- [What to do] Go through the entries below and print each one exactly, leaving out pictures.

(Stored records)
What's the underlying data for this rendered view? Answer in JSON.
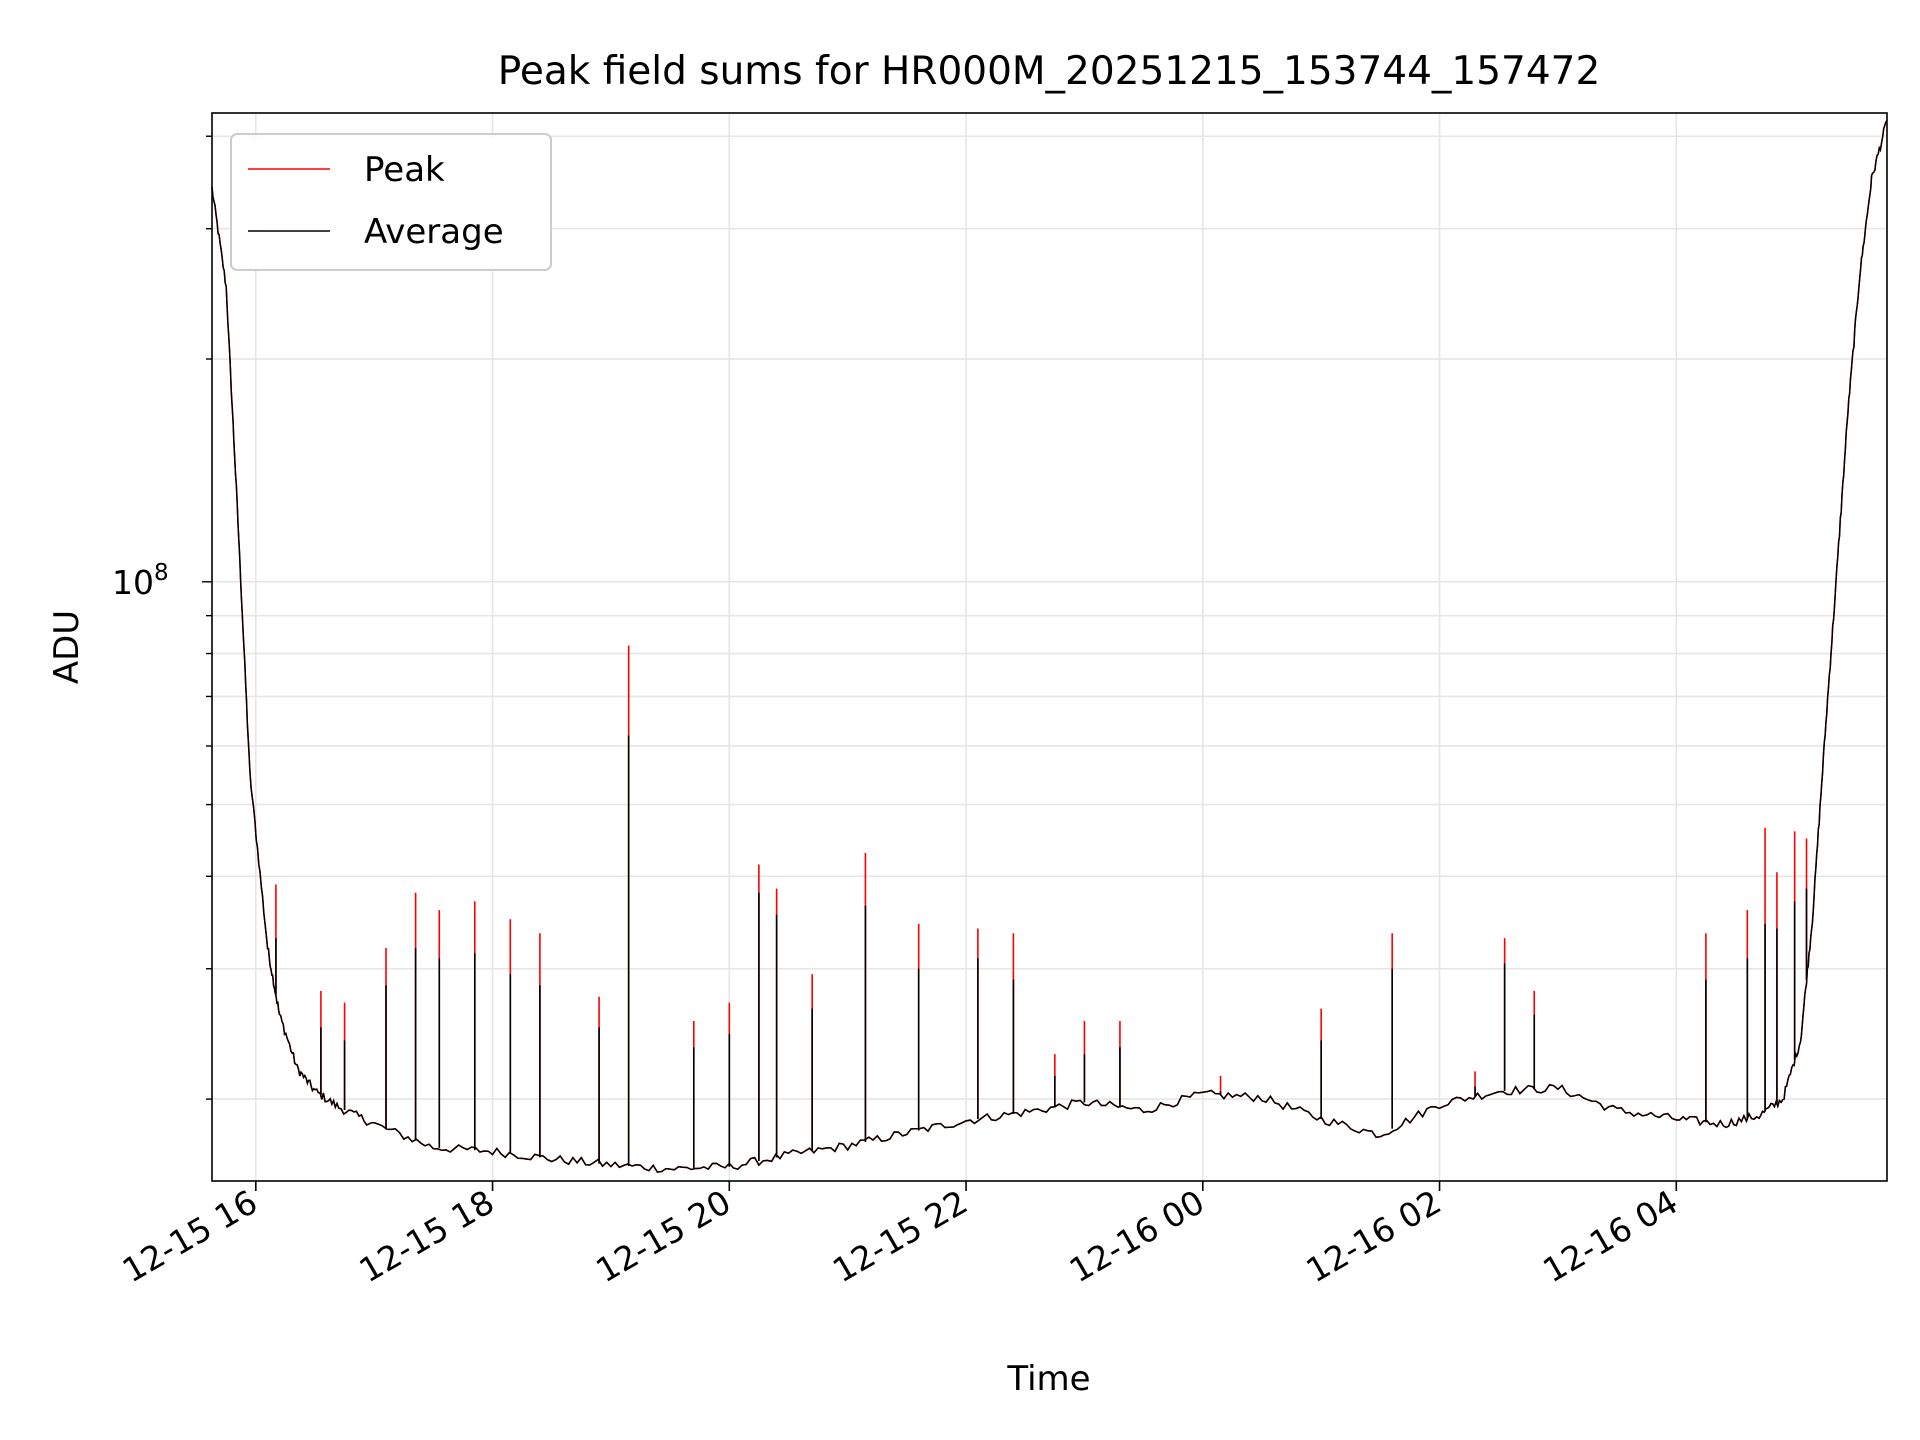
{
  "chart_data": {
    "type": "line",
    "title": "Peak field sums for HR000M_20251215_153744_157472",
    "xlabel": "Time",
    "ylabel": "ADU",
    "y_scale": "log",
    "ylim": [
      15500000,
      430000000
    ],
    "xlim_hours": [
      15.63,
      29.78
    ],
    "grid": true,
    "legend_position": "top-left",
    "x_ticks": [
      {
        "hour": 16,
        "label": "12-15 16"
      },
      {
        "hour": 18,
        "label": "12-15 18"
      },
      {
        "hour": 20,
        "label": "12-15 20"
      },
      {
        "hour": 22,
        "label": "12-15 22"
      },
      {
        "hour": 24,
        "label": "12-16 00"
      },
      {
        "hour": 26,
        "label": "12-16 02"
      },
      {
        "hour": 28,
        "label": "12-16 04"
      }
    ],
    "y_major_tick": {
      "value": 100000000,
      "base": "10",
      "exponent": "8"
    },
    "series": [
      {
        "name": "Peak",
        "color": "#ff0000",
        "points": [
          [
            15.63,
            340000000
          ],
          [
            15.75,
            250000000
          ],
          [
            15.85,
            120000000
          ],
          [
            15.95,
            55000000
          ],
          [
            16.1,
            32000000
          ],
          [
            16.2,
            26000000
          ],
          [
            16.35,
            22000000
          ],
          [
            16.5,
            20500000
          ],
          [
            16.7,
            19500000
          ],
          [
            17.0,
            18500000
          ],
          [
            17.5,
            17200000
          ],
          [
            18.0,
            17000000
          ],
          [
            18.5,
            16600000
          ],
          [
            19.0,
            16300000
          ],
          [
            19.5,
            16100000
          ],
          [
            20.0,
            16200000
          ],
          [
            20.5,
            16800000
          ],
          [
            21.0,
            17300000
          ],
          [
            21.5,
            18000000
          ],
          [
            22.0,
            18700000
          ],
          [
            22.5,
            19200000
          ],
          [
            23.0,
            19800000
          ],
          [
            23.5,
            19300000
          ],
          [
            24.0,
            20300000
          ],
          [
            24.5,
            20100000
          ],
          [
            25.0,
            18800000
          ],
          [
            25.5,
            17900000
          ],
          [
            26.0,
            19700000
          ],
          [
            26.5,
            20500000
          ],
          [
            27.0,
            20700000
          ],
          [
            27.5,
            19300000
          ],
          [
            28.0,
            18800000
          ],
          [
            28.4,
            18500000
          ],
          [
            28.7,
            19000000
          ],
          [
            28.9,
            20000000
          ],
          [
            29.05,
            24000000
          ],
          [
            29.15,
            35000000
          ],
          [
            29.25,
            60000000
          ],
          [
            29.35,
            100000000
          ],
          [
            29.45,
            170000000
          ],
          [
            29.55,
            260000000
          ],
          [
            29.65,
            350000000
          ],
          [
            29.78,
            420000000
          ]
        ],
        "spikes": [
          [
            16.17,
            39000000
          ],
          [
            16.55,
            28000000
          ],
          [
            16.75,
            27000000
          ],
          [
            17.1,
            32000000
          ],
          [
            17.35,
            38000000
          ],
          [
            17.55,
            36000000
          ],
          [
            17.85,
            37000000
          ],
          [
            18.15,
            35000000
          ],
          [
            18.4,
            33500000
          ],
          [
            18.9,
            27500000
          ],
          [
            19.15,
            82000000
          ],
          [
            19.7,
            25500000
          ],
          [
            20.0,
            27000000
          ],
          [
            20.25,
            41500000
          ],
          [
            20.4,
            38500000
          ],
          [
            20.7,
            29500000
          ],
          [
            21.15,
            43000000
          ],
          [
            21.6,
            34500000
          ],
          [
            22.1,
            34000000
          ],
          [
            22.4,
            33500000
          ],
          [
            22.75,
            23000000
          ],
          [
            23.0,
            25500000
          ],
          [
            23.3,
            25500000
          ],
          [
            24.15,
            21500000
          ],
          [
            25.0,
            26500000
          ],
          [
            25.6,
            33500000
          ],
          [
            26.3,
            21800000
          ],
          [
            26.55,
            33000000
          ],
          [
            26.8,
            28000000
          ],
          [
            28.25,
            33500000
          ],
          [
            28.6,
            36000000
          ],
          [
            28.75,
            46500000
          ],
          [
            28.85,
            40500000
          ],
          [
            29.0,
            46000000
          ],
          [
            29.1,
            45000000
          ]
        ]
      },
      {
        "name": "Average",
        "color": "#000000",
        "points": [
          [
            15.63,
            340000000
          ],
          [
            15.75,
            250000000
          ],
          [
            15.85,
            120000000
          ],
          [
            15.95,
            55000000
          ],
          [
            16.1,
            32000000
          ],
          [
            16.2,
            26000000
          ],
          [
            16.35,
            22000000
          ],
          [
            16.5,
            20500000
          ],
          [
            16.7,
            19500000
          ],
          [
            17.0,
            18500000
          ],
          [
            17.5,
            17200000
          ],
          [
            18.0,
            17000000
          ],
          [
            18.5,
            16600000
          ],
          [
            19.0,
            16300000
          ],
          [
            19.5,
            16100000
          ],
          [
            20.0,
            16200000
          ],
          [
            20.5,
            16800000
          ],
          [
            21.0,
            17300000
          ],
          [
            21.5,
            18000000
          ],
          [
            22.0,
            18700000
          ],
          [
            22.5,
            19200000
          ],
          [
            23.0,
            19800000
          ],
          [
            23.5,
            19300000
          ],
          [
            24.0,
            20300000
          ],
          [
            24.5,
            20100000
          ],
          [
            25.0,
            18800000
          ],
          [
            25.5,
            17900000
          ],
          [
            26.0,
            19700000
          ],
          [
            26.5,
            20500000
          ],
          [
            27.0,
            20700000
          ],
          [
            27.5,
            19300000
          ],
          [
            28.0,
            18800000
          ],
          [
            28.4,
            18500000
          ],
          [
            28.7,
            19000000
          ],
          [
            28.9,
            20000000
          ],
          [
            29.05,
            24000000
          ],
          [
            29.15,
            35000000
          ],
          [
            29.25,
            60000000
          ],
          [
            29.35,
            100000000
          ],
          [
            29.45,
            170000000
          ],
          [
            29.55,
            260000000
          ],
          [
            29.65,
            350000000
          ],
          [
            29.78,
            420000000
          ]
        ],
        "spikes": [
          [
            16.17,
            33000000
          ],
          [
            16.55,
            25000000
          ],
          [
            16.75,
            24000000
          ],
          [
            17.1,
            28500000
          ],
          [
            17.35,
            32000000
          ],
          [
            17.55,
            31000000
          ],
          [
            17.85,
            31500000
          ],
          [
            18.15,
            29500000
          ],
          [
            18.4,
            28500000
          ],
          [
            18.9,
            25000000
          ],
          [
            19.15,
            62000000
          ],
          [
            19.7,
            23500000
          ],
          [
            20.0,
            24500000
          ],
          [
            20.25,
            38000000
          ],
          [
            20.4,
            35500000
          ],
          [
            20.7,
            26500000
          ],
          [
            21.15,
            36500000
          ],
          [
            21.6,
            30000000
          ],
          [
            22.1,
            31000000
          ],
          [
            22.4,
            29000000
          ],
          [
            22.75,
            21500000
          ],
          [
            23.0,
            23000000
          ],
          [
            23.3,
            23500000
          ],
          [
            24.15,
            20500000
          ],
          [
            25.0,
            24000000
          ],
          [
            25.6,
            30000000
          ],
          [
            26.3,
            20800000
          ],
          [
            26.55,
            30500000
          ],
          [
            26.8,
            26000000
          ],
          [
            28.25,
            29000000
          ],
          [
            28.6,
            31000000
          ],
          [
            28.75,
            34500000
          ],
          [
            28.85,
            34000000
          ],
          [
            29.0,
            37000000
          ],
          [
            29.1,
            38500000
          ]
        ]
      }
    ]
  }
}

- [Answer for this exercise]
What's the underlying data for this rendered view? Answer in JSON.
{
  "chart_data": {
    "type": "line",
    "title": "Peak field sums for HR000M_20251215_153744_157472",
    "xlabel": "Time",
    "ylabel": "ADU",
    "y_scale": "log",
    "ylim": [
      15500000,
      430000000
    ],
    "xlim_hours": [
      15.63,
      29.78
    ],
    "grid": true,
    "legend_position": "top-left",
    "x_ticks": [
      {
        "hour": 16,
        "label": "12-15 16"
      },
      {
        "hour": 18,
        "label": "12-15 18"
      },
      {
        "hour": 20,
        "label": "12-15 20"
      },
      {
        "hour": 22,
        "label": "12-15 22"
      },
      {
        "hour": 24,
        "label": "12-16 00"
      },
      {
        "hour": 26,
        "label": "12-16 02"
      },
      {
        "hour": 28,
        "label": "12-16 04"
      }
    ],
    "y_major_tick": {
      "value": 100000000,
      "base": "10",
      "exponent": "8"
    },
    "series": [
      {
        "name": "Peak",
        "color": "#ff0000",
        "points": [
          [
            15.63,
            340000000
          ],
          [
            15.75,
            250000000
          ],
          [
            15.85,
            120000000
          ],
          [
            15.95,
            55000000
          ],
          [
            16.1,
            32000000
          ],
          [
            16.2,
            26000000
          ],
          [
            16.35,
            22000000
          ],
          [
            16.5,
            20500000
          ],
          [
            16.7,
            19500000
          ],
          [
            17.0,
            18500000
          ],
          [
            17.5,
            17200000
          ],
          [
            18.0,
            17000000
          ],
          [
            18.5,
            16600000
          ],
          [
            19.0,
            16300000
          ],
          [
            19.5,
            16100000
          ],
          [
            20.0,
            16200000
          ],
          [
            20.5,
            16800000
          ],
          [
            21.0,
            17300000
          ],
          [
            21.5,
            18000000
          ],
          [
            22.0,
            18700000
          ],
          [
            22.5,
            19200000
          ],
          [
            23.0,
            19800000
          ],
          [
            23.5,
            19300000
          ],
          [
            24.0,
            20300000
          ],
          [
            24.5,
            20100000
          ],
          [
            25.0,
            18800000
          ],
          [
            25.5,
            17900000
          ],
          [
            26.0,
            19700000
          ],
          [
            26.5,
            20500000
          ],
          [
            27.0,
            20700000
          ],
          [
            27.5,
            19300000
          ],
          [
            28.0,
            18800000
          ],
          [
            28.4,
            18500000
          ],
          [
            28.7,
            19000000
          ],
          [
            28.9,
            20000000
          ],
          [
            29.05,
            24000000
          ],
          [
            29.15,
            35000000
          ],
          [
            29.25,
            60000000
          ],
          [
            29.35,
            100000000
          ],
          [
            29.45,
            170000000
          ],
          [
            29.55,
            260000000
          ],
          [
            29.65,
            350000000
          ],
          [
            29.78,
            420000000
          ]
        ],
        "spikes": [
          [
            16.17,
            39000000
          ],
          [
            16.55,
            28000000
          ],
          [
            16.75,
            27000000
          ],
          [
            17.1,
            32000000
          ],
          [
            17.35,
            38000000
          ],
          [
            17.55,
            36000000
          ],
          [
            17.85,
            37000000
          ],
          [
            18.15,
            35000000
          ],
          [
            18.4,
            33500000
          ],
          [
            18.9,
            27500000
          ],
          [
            19.15,
            82000000
          ],
          [
            19.7,
            25500000
          ],
          [
            20.0,
            27000000
          ],
          [
            20.25,
            41500000
          ],
          [
            20.4,
            38500000
          ],
          [
            20.7,
            29500000
          ],
          [
            21.15,
            43000000
          ],
          [
            21.6,
            34500000
          ],
          [
            22.1,
            34000000
          ],
          [
            22.4,
            33500000
          ],
          [
            22.75,
            23000000
          ],
          [
            23.0,
            25500000
          ],
          [
            23.3,
            25500000
          ],
          [
            24.15,
            21500000
          ],
          [
            25.0,
            26500000
          ],
          [
            25.6,
            33500000
          ],
          [
            26.3,
            21800000
          ],
          [
            26.55,
            33000000
          ],
          [
            26.8,
            28000000
          ],
          [
            28.25,
            33500000
          ],
          [
            28.6,
            36000000
          ],
          [
            28.75,
            46500000
          ],
          [
            28.85,
            40500000
          ],
          [
            29.0,
            46000000
          ],
          [
            29.1,
            45000000
          ]
        ]
      },
      {
        "name": "Average",
        "color": "#000000",
        "points": [
          [
            15.63,
            340000000
          ],
          [
            15.75,
            250000000
          ],
          [
            15.85,
            120000000
          ],
          [
            15.95,
            55000000
          ],
          [
            16.1,
            32000000
          ],
          [
            16.2,
            26000000
          ],
          [
            16.35,
            22000000
          ],
          [
            16.5,
            20500000
          ],
          [
            16.7,
            19500000
          ],
          [
            17.0,
            18500000
          ],
          [
            17.5,
            17200000
          ],
          [
            18.0,
            17000000
          ],
          [
            18.5,
            16600000
          ],
          [
            19.0,
            16300000
          ],
          [
            19.5,
            16100000
          ],
          [
            20.0,
            16200000
          ],
          [
            20.5,
            16800000
          ],
          [
            21.0,
            17300000
          ],
          [
            21.5,
            18000000
          ],
          [
            22.0,
            18700000
          ],
          [
            22.5,
            19200000
          ],
          [
            23.0,
            19800000
          ],
          [
            23.5,
            19300000
          ],
          [
            24.0,
            20300000
          ],
          [
            24.5,
            20100000
          ],
          [
            25.0,
            18800000
          ],
          [
            25.5,
            17900000
          ],
          [
            26.0,
            19700000
          ],
          [
            26.5,
            20500000
          ],
          [
            27.0,
            20700000
          ],
          [
            27.5,
            19300000
          ],
          [
            28.0,
            18800000
          ],
          [
            28.4,
            18500000
          ],
          [
            28.7,
            19000000
          ],
          [
            28.9,
            20000000
          ],
          [
            29.05,
            24000000
          ],
          [
            29.15,
            35000000
          ],
          [
            29.25,
            60000000
          ],
          [
            29.35,
            100000000
          ],
          [
            29.45,
            170000000
          ],
          [
            29.55,
            260000000
          ],
          [
            29.65,
            350000000
          ],
          [
            29.78,
            420000000
          ]
        ],
        "spikes": [
          [
            16.17,
            33000000
          ],
          [
            16.55,
            25000000
          ],
          [
            16.75,
            24000000
          ],
          [
            17.1,
            28500000
          ],
          [
            17.35,
            32000000
          ],
          [
            17.55,
            31000000
          ],
          [
            17.85,
            31500000
          ],
          [
            18.15,
            29500000
          ],
          [
            18.4,
            28500000
          ],
          [
            18.9,
            25000000
          ],
          [
            19.15,
            62000000
          ],
          [
            19.7,
            23500000
          ],
          [
            20.0,
            24500000
          ],
          [
            20.25,
            38000000
          ],
          [
            20.4,
            35500000
          ],
          [
            20.7,
            26500000
          ],
          [
            21.15,
            36500000
          ],
          [
            21.6,
            30000000
          ],
          [
            22.1,
            31000000
          ],
          [
            22.4,
            29000000
          ],
          [
            22.75,
            21500000
          ],
          [
            23.0,
            23000000
          ],
          [
            23.3,
            23500000
          ],
          [
            24.15,
            20500000
          ],
          [
            25.0,
            24000000
          ],
          [
            25.6,
            30000000
          ],
          [
            26.3,
            20800000
          ],
          [
            26.55,
            30500000
          ],
          [
            26.8,
            26000000
          ],
          [
            28.25,
            29000000
          ],
          [
            28.6,
            31000000
          ],
          [
            28.75,
            34500000
          ],
          [
            28.85,
            34000000
          ],
          [
            29.0,
            37000000
          ],
          [
            29.1,
            38500000
          ]
        ]
      }
    ]
  }
}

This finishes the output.